### WHAT THIS TASK INVOLVES
Reproduce the records below verbatim, omitting the pictures.

-- START --

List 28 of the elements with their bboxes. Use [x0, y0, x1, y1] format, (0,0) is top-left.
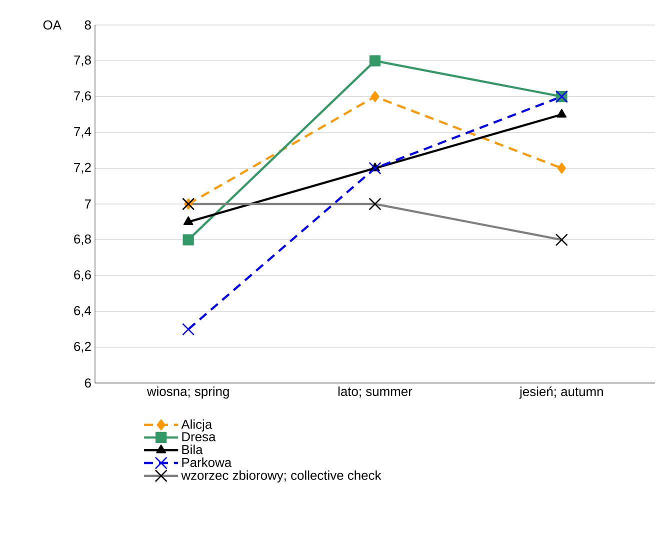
y-tick-label: 6,4	[74, 306, 92, 317]
y-tick-label: 7,4	[74, 127, 92, 138]
point	[183, 216, 194, 225]
point	[368, 162, 382, 174]
y-tick-label: 7,6	[74, 91, 91, 102]
legend-label: Dresa	[182, 432, 216, 442]
y-tick-label: 6,6	[74, 270, 91, 281]
y-tick-label: 7,2	[74, 162, 91, 174]
legend-label: wzorzec zbiorowy; collective check	[181, 470, 382, 482]
x-tick-label: jesień; autumn	[519, 386, 603, 399]
point	[370, 91, 380, 102]
y-axis-title: OA	[43, 20, 62, 30]
point	[182, 234, 194, 246]
y-tick-label: 6	[84, 378, 91, 388]
y-tick-label: 7	[84, 200, 91, 208]
y-tick-label: 7,8	[74, 55, 91, 66]
y-tick-label: 6,2	[74, 342, 91, 353]
x-tick-label: lato; summer	[338, 386, 412, 398]
point	[182, 323, 195, 336]
y-tick-label: 8	[84, 20, 91, 30]
y-tick-label: 6,8	[74, 234, 91, 246]
point	[557, 162, 566, 174]
legend-label: Parkowa	[182, 458, 232, 468]
legend-label: Bila	[182, 444, 203, 454]
legend-label: Alicja	[181, 419, 212, 432]
point	[556, 108, 567, 118]
point	[369, 55, 381, 66]
x-tick-label: wiosna; spring	[146, 386, 229, 399]
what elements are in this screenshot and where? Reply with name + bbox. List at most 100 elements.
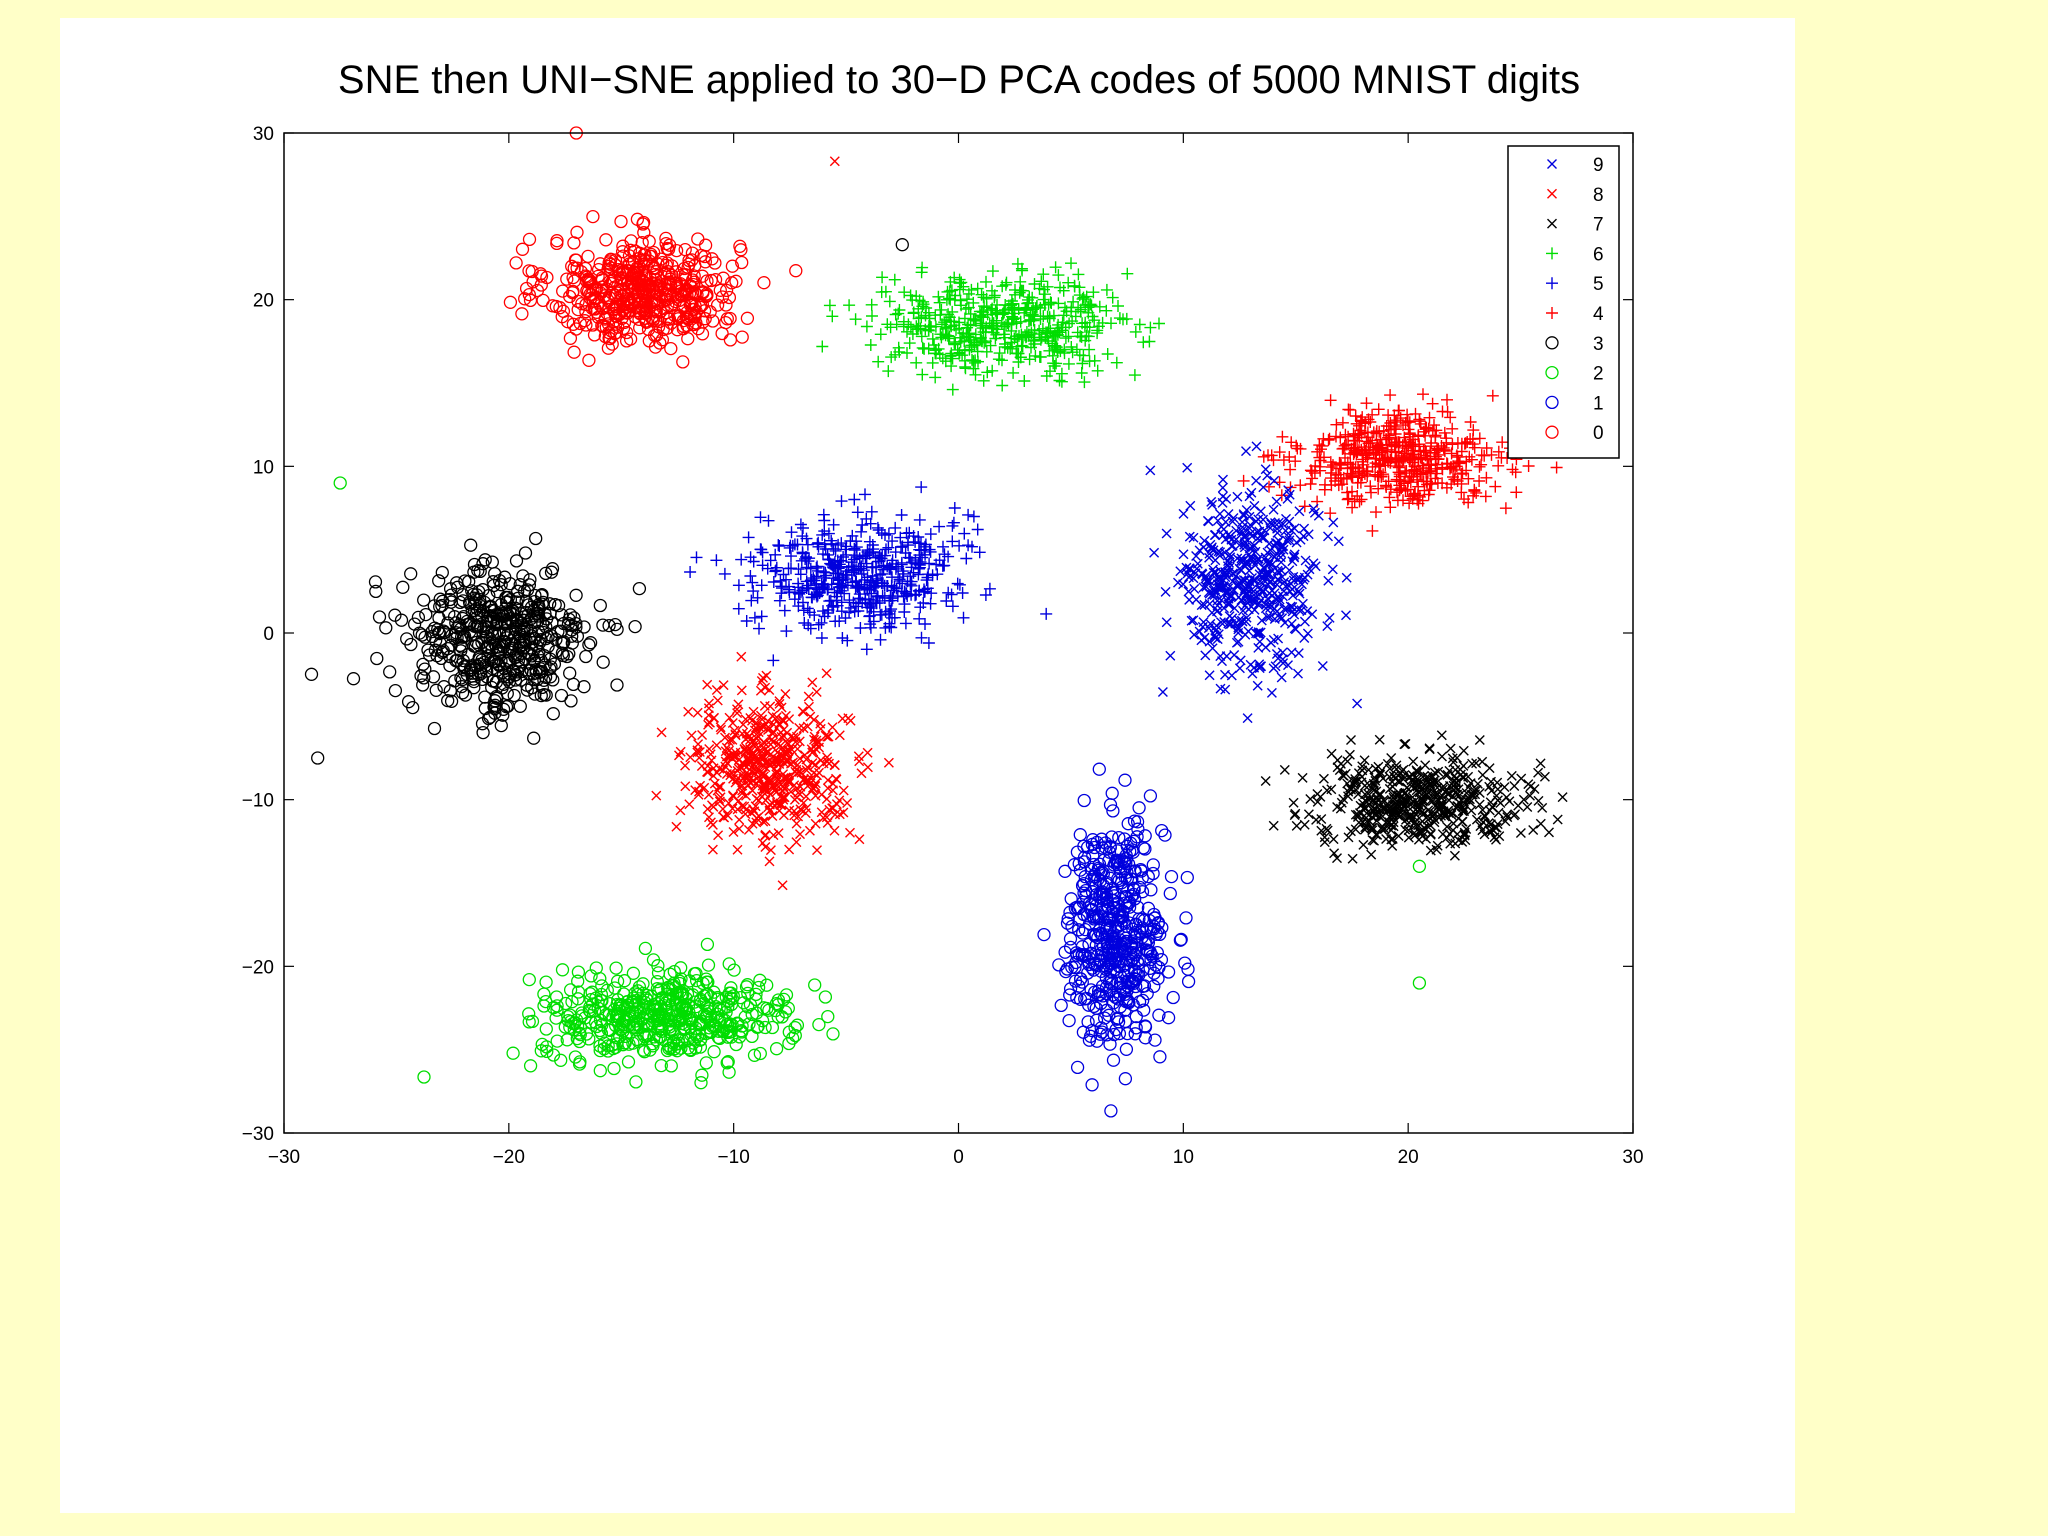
data-point [608,617,622,632]
data-point [1138,1019,1152,1033]
data-point [1294,479,1307,492]
data-point [662,983,676,997]
data-point [694,1076,708,1090]
data-point [1361,451,1374,464]
data-point [1103,921,1117,935]
data-point [758,1020,772,1035]
data-point [443,658,457,673]
data-point [1285,436,1298,449]
data-point [1428,419,1440,432]
data-point [1155,920,1169,935]
data-point [489,608,503,622]
data-point [721,1055,735,1069]
data-point [687,967,702,981]
data-point [741,1000,755,1014]
data-point [661,242,676,256]
data-point [745,594,758,607]
data-point [1360,397,1373,410]
data-point [417,1070,431,1084]
data-point [616,1038,630,1052]
data-point [636,1027,650,1041]
data-point [651,966,666,980]
data-point [479,629,494,644]
data-point [1087,956,1102,970]
data-point [716,271,730,285]
data-point [539,566,553,581]
data-point [1417,475,1430,488]
data-point [435,565,449,580]
data-point [1318,483,1331,496]
data-point [679,1012,693,1026]
data-point [1463,450,1476,463]
data-point [1344,403,1357,416]
data-point [1060,916,1075,930]
data-point [494,718,508,733]
data-point [1384,501,1397,514]
data-point [1397,494,1409,507]
data-point [637,225,651,240]
data-point [550,236,564,251]
data-point [1509,466,1522,479]
data-point [631,987,645,1002]
data-point [1166,990,1180,1005]
data-point [548,597,562,612]
data-point [519,281,534,296]
data-point [725,259,740,273]
data-point [458,688,473,702]
data-point [1104,1104,1118,1118]
data-point [647,328,662,343]
data-point [1449,463,1462,476]
data-point [754,511,767,524]
data-point [513,699,527,713]
data-point [1158,828,1172,842]
data-point [1492,459,1505,472]
data-point [658,292,673,307]
data-point [1358,467,1371,480]
data-point [1134,862,1148,877]
data-point [431,622,445,637]
data-point [1393,470,1406,483]
data-point [498,570,512,584]
data-point [520,678,534,692]
data-point [556,284,570,298]
data-point [414,669,428,683]
data-point [593,1064,607,1078]
data-point [664,1022,678,1036]
data-point [503,295,518,309]
data-point [517,610,532,624]
data-point [753,973,767,987]
data-point [625,282,639,296]
data-point [1339,451,1351,464]
data-point [1130,830,1144,844]
data-point [1127,883,1141,897]
data-point [745,1007,759,1022]
data-point [450,621,464,635]
data-point [651,1013,666,1028]
data-point [379,621,393,635]
data-point [762,514,775,527]
data-point [1409,438,1422,451]
data-point [432,574,446,588]
data-point [719,283,734,298]
data-point [591,1001,605,1015]
data-point [1174,932,1188,947]
data-point [530,283,545,298]
data-point [738,1010,752,1024]
data-point [1127,814,1142,828]
data-point [615,288,629,302]
data-point [674,1041,688,1055]
data-point [1087,840,1102,855]
data-point [571,965,586,979]
data-point [577,620,591,634]
data-point [735,1025,749,1039]
data-point [715,326,729,341]
data-point [453,595,467,610]
data-point [304,667,319,681]
data-point [530,614,545,628]
data-point [1106,804,1120,818]
data-point [685,285,700,300]
data-point [1237,474,1250,487]
data-point [789,264,803,278]
data-point [735,255,749,270]
data-point [1037,927,1051,942]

-- END --

### ANSWER
List 28 of the elements with their bboxes. Use [x0, y0, x1, y1] format, (0,0) is top-left.
y-tick-label: 6,4	[74, 306, 92, 317]
y-tick-label: 7,4	[74, 127, 92, 138]
point	[183, 216, 194, 225]
point	[368, 162, 382, 174]
y-tick-label: 7,6	[74, 91, 91, 102]
legend-label: Dresa	[182, 432, 216, 442]
y-tick-label: 6,6	[74, 270, 91, 281]
y-tick-label: 7,2	[74, 162, 91, 174]
legend-label: wzorzec zbiorowy; collective check	[181, 470, 382, 482]
x-tick-label: jesień; autumn	[519, 386, 603, 399]
point	[370, 91, 380, 102]
y-axis-title: OA	[43, 20, 62, 30]
point	[182, 234, 194, 246]
y-tick-label: 6	[84, 378, 91, 388]
y-tick-label: 7	[84, 200, 91, 208]
y-tick-label: 7,8	[74, 55, 91, 66]
y-tick-label: 6,2	[74, 342, 91, 353]
x-tick-label: lato; summer	[338, 386, 412, 398]
point	[182, 323, 195, 336]
y-tick-label: 8	[84, 20, 91, 30]
y-tick-label: 6,8	[74, 234, 91, 246]
point	[557, 162, 566, 174]
legend-label: Parkowa	[182, 458, 232, 468]
legend-label: Bila	[182, 444, 203, 454]
legend-label: Alicja	[181, 419, 212, 432]
point	[556, 108, 567, 118]
point	[369, 55, 381, 66]
x-tick-label: wiosna; spring	[146, 386, 229, 399]
what elements are in this screenshot and where? Reply with name + bbox. List at most 100 elements.
data-point [608,617,622,632]
data-point [1138,1019,1152,1033]
data-point [1294,479,1307,492]
data-point [662,983,676,997]
data-point [694,1076,708,1090]
data-point [1361,451,1374,464]
data-point [1103,921,1117,935]
data-point [758,1020,772,1035]
data-point [443,658,457,673]
data-point [1285,436,1298,449]
data-point [1428,419,1440,432]
data-point [1155,920,1169,935]
data-point [489,608,503,622]
data-point [721,1055,735,1069]
data-point [687,967,702,981]
data-point [741,1000,755,1014]
data-point [661,242,676,256]
data-point [745,594,758,607]
data-point [1360,397,1373,410]
data-point [417,1070,431,1084]
data-point [616,1038,630,1052]
data-point [636,1027,650,1041]
data-point [651,966,666,980]
data-point [479,629,494,644]
data-point [1087,956,1102,970]
data-point [716,271,730,285]
data-point [539,566,553,581]
data-point [1417,475,1430,488]
data-point [435,565,449,580]
data-point [1318,483,1331,496]
data-point [679,1012,693,1026]
data-point [1463,450,1476,463]
data-point [1344,403,1357,416]
data-point [1060,916,1075,930]
data-point [494,718,508,733]
data-point [1384,501,1397,514]
data-point [1397,494,1409,507]
data-point [637,225,651,240]
data-point [550,236,564,251]
data-point [1509,466,1522,479]
data-point [631,987,645,1002]
data-point [1166,990,1180,1005]
data-point [548,597,562,612]
data-point [519,281,534,296]
data-point [725,259,740,273]
data-point [458,688,473,702]
data-point [1104,1104,1118,1118]
data-point [647,328,662,343]
data-point [1449,463,1462,476]
data-point [754,511,767,524]
data-point [513,699,527,713]
data-point [1158,828,1172,842]
data-point [1492,459,1505,472]
data-point [658,292,673,307]
data-point [1358,467,1371,480]
data-point [1134,862,1148,877]
data-point [431,622,445,637]
data-point [1393,470,1406,483]
data-point [498,570,512,584]
data-point [520,678,534,692]
data-point [556,284,570,298]
data-point [414,669,428,683]
data-point [593,1064,607,1078]
data-point [664,1022,678,1036]
data-point [503,295,518,309]
data-point [517,610,532,624]
data-point [753,973,767,987]
data-point [625,282,639,296]
data-point [1339,451,1351,464]
data-point [1130,830,1144,844]
data-point [1127,883,1141,897]
data-point [745,1007,759,1022]
data-point [450,621,464,635]
data-point [651,1013,666,1028]
data-point [379,621,393,635]
data-point [762,514,775,527]
data-point [1409,438,1422,451]
data-point [432,574,446,588]
data-point [719,283,734,298]
data-point [591,1001,605,1015]
data-point [1174,932,1188,947]
data-point [530,283,545,298]
data-point [738,1010,752,1024]
data-point [1127,814,1142,828]
data-point [615,288,629,302]
data-point [674,1041,688,1055]
data-point [1087,840,1102,855]
data-point [571,965,586,979]
data-point [577,620,591,634]
data-point [735,1025,749,1039]
data-point [715,326,729,341]
data-point [453,595,467,610]
data-point [304,667,319,681]
data-point [530,614,545,628]
data-point [1106,804,1120,818]
data-point [685,285,700,300]
data-point [1237,474,1250,487]
data-point [789,264,803,278]
data-point [735,255,749,270]
data-point [1037,927,1051,942]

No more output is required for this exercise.